TASK PROMPT: Copy word for word the passage of the sunflower survey text that opens with the words containing "In addition to" and closes with "22 January 2016.".

During the harvesting season, a representative sample of each delivery of sunflower seeds at the various silos was taken according to the prescribed grading regulations. The sampling procedure as well as a copy of the grading regulations form part of the report. One hundred and seventy six composite sunflower samples, representing the different production regions, were analysed for quality. The samples were graded, milled and chemically analysed for moisture, crude protein, crude fat, crude fibre as well as ash content.
The goal of this crop quality survey is the compilation of a detailed database, accumulating quality data collected over several seasons on the commercial national sunflower crop, which is essential in assisting with decision making processes. The results are available on the SAGL website. The hard copy reports are distributed to Directly Affected Groups and interested parties. The report is also available for download in a PDF format from the website.
In addition to the quality information, production figures (obtained from the Crop Estimates Committee (CEC)) relating to hectares planted, tons produced, and yields obtained on a national as well as provincial basis, over an eleven-season period, are provided in this report. SAGIS (South African Grain Information Service) supply and demand information, including import and export figures over several seasons are provided in table and graph format.
The report of the Evaluation of sunflower cultivars 2016/2017 season conducted by the ARC-Grain Crops Institute in collaboration with Agricol, Pannar, Pioneer and AGT is also included in this report, as is the national grading regulations as published in the Government Gazette No. 45 of 22 January 2016.
Summary of results
Eighty five percent (150) of the 176 samples analysed for the purpose of this survey were graded as Grade FH1 and 26 of the samples were downgraded to COSF (Class Other Sunflower Seed). The percentage of FH1 samples showed an increase compared to the 78% of the previous season and is similar to the 86% of the 2014/2015 season.

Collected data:
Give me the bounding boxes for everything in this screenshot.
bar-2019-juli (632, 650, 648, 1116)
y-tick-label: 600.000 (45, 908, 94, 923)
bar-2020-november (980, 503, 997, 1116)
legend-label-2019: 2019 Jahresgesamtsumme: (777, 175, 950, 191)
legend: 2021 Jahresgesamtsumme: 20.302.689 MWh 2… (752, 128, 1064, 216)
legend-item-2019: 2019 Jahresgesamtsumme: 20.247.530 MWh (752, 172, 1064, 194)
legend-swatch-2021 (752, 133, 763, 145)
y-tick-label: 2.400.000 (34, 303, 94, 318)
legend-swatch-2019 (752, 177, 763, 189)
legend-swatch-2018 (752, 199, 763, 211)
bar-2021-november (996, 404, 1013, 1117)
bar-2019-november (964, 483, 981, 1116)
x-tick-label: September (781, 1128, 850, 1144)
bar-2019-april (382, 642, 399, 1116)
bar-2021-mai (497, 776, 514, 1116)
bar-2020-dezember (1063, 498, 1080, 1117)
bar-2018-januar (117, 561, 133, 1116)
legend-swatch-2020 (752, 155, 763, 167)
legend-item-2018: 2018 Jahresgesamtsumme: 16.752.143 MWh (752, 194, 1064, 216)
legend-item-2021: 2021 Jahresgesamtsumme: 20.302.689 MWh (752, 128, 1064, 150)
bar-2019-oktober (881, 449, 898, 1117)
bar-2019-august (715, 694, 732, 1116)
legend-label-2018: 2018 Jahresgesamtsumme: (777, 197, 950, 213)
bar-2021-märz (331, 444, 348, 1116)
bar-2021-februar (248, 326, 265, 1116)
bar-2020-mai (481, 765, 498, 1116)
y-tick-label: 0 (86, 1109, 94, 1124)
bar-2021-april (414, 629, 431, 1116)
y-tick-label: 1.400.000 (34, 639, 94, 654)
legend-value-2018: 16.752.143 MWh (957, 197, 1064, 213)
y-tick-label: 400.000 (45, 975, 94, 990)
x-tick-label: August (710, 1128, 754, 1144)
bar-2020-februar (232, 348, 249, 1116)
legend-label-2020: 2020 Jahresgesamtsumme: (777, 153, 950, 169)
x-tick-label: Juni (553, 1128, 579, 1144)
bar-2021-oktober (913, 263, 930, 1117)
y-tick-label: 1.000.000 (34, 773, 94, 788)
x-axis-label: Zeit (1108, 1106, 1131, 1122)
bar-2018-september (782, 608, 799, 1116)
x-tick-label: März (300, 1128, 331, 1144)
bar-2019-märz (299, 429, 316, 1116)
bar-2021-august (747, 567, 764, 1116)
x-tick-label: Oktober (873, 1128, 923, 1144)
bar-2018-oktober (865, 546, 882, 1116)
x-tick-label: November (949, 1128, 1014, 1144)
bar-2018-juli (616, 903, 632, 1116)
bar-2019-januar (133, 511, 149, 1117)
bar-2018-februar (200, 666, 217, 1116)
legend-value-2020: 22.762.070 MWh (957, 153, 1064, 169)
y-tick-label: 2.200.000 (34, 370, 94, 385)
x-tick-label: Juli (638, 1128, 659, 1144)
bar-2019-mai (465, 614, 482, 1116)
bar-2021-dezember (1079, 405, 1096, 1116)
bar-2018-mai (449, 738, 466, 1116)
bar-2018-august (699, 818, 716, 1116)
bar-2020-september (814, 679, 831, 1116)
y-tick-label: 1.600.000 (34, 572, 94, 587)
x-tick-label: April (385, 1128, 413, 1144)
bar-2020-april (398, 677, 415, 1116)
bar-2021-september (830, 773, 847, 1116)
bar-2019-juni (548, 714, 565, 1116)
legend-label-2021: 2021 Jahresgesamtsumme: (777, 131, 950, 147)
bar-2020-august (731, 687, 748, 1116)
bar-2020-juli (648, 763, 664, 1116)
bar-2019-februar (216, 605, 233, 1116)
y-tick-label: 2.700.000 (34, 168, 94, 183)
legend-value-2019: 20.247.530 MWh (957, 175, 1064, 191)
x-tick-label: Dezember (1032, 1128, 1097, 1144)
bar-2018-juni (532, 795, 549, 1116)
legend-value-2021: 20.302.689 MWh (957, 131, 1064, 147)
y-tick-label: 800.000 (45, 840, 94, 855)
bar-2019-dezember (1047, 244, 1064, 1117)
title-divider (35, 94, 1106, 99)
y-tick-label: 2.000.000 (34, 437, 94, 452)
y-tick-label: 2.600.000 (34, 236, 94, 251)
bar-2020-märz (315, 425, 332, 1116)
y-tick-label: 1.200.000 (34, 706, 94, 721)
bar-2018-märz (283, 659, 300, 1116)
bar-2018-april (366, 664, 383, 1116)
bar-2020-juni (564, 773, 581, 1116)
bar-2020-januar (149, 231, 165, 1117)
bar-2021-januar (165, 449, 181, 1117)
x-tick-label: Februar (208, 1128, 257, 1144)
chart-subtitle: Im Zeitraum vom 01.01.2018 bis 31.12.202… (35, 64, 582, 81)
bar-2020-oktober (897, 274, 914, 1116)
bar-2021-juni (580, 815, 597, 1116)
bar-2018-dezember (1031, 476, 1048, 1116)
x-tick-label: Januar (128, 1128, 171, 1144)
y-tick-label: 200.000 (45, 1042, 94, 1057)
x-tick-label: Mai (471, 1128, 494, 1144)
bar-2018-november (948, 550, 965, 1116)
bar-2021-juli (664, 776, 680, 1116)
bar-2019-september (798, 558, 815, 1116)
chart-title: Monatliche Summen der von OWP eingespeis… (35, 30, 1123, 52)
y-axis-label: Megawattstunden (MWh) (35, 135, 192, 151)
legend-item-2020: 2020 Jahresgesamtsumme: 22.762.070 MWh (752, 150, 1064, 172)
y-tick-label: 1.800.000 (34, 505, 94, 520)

EXERCISE RESPONSE:
In addition to the quality information, production figures (obtained from the Crop Estimates Committee (CEC)) relating to hectares planted, tons produced, and yields obtained on a national as well as provincial basis, over an eleven-season period, are provided in this report. SAGIS (South African Grain Information Service) supply and demand information, including import and export figures over several seasons are provided in table and graph format.
The report of the Evaluation of sunflower cultivars 2016/2017 season conducted by the ARC-Grain Crops Institute in collaboration with Agricol, Pannar, Pioneer and AGT is also included in this report, as is the national grading regulations as published in the Government Gazette No. 45 of 22 January 2016.